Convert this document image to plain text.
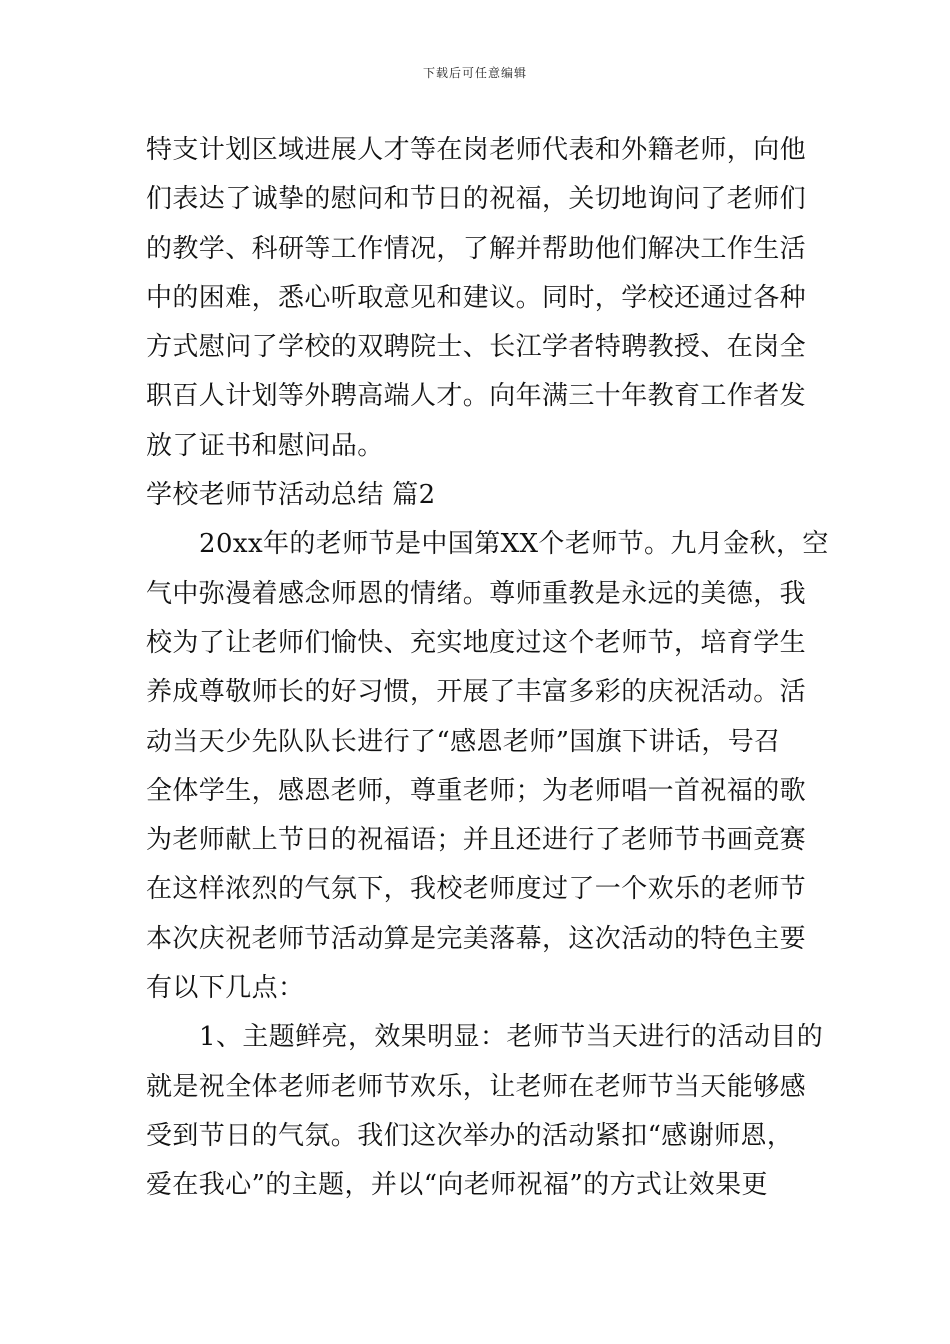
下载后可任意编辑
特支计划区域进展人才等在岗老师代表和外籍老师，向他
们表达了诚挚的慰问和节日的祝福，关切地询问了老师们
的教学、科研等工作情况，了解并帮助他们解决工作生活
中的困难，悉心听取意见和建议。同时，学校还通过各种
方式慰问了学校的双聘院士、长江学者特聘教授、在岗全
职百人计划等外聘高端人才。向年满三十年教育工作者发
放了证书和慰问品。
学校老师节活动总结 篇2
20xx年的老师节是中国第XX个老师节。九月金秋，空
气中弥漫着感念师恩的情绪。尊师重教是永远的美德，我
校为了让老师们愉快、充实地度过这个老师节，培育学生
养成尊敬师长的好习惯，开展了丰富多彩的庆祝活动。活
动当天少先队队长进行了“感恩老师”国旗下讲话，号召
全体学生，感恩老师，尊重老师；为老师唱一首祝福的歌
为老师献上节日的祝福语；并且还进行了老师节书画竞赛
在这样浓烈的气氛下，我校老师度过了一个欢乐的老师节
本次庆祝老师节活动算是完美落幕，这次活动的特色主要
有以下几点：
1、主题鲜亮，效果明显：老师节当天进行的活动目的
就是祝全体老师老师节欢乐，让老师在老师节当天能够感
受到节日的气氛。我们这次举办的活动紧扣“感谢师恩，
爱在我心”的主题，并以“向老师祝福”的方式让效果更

**Directive**
Reproduce the listing exactly. Leave its pictures out.

**Task answer**
Convert this document image to plain text.
下载后可任意编辑
特支计划区域进展人才等在岗老师代表和外籍老师，向他
们表达了诚挚的慰问和节日的祝福，关切地询问了老师们
的教学、科研等工作情况，了解并帮助他们解决工作生活
中的困难，悉心听取意见和建议。同时，学校还通过各种
方式慰问了学校的双聘院士、长江学者特聘教授、在岗全
职百人计划等外聘高端人才。向年满三十年教育工作者发
放了证书和慰问品。
学校老师节活动总结 篇2
20xx年的老师节是中国第XX个老师节。九月金秋，空
气中弥漫着感念师恩的情绪。尊师重教是永远的美德，我
校为了让老师们愉快、充实地度过这个老师节，培育学生
养成尊敬师长的好习惯，开展了丰富多彩的庆祝活动。活
动当天少先队队长进行了“感恩老师”国旗下讲话，号召
全体学生，感恩老师，尊重老师；为老师唱一首祝福的歌
为老师献上节日的祝福语；并且还进行了老师节书画竞赛
在这样浓烈的气氛下，我校老师度过了一个欢乐的老师节
本次庆祝老师节活动算是完美落幕，这次活动的特色主要
有以下几点：
1、主题鲜亮，效果明显：老师节当天进行的活动目的
就是祝全体老师老师节欢乐，让老师在老师节当天能够感
受到节日的气氛。我们这次举办的活动紧扣“感谢师恩，
爱在我心”的主题，并以“向老师祝福”的方式让效果更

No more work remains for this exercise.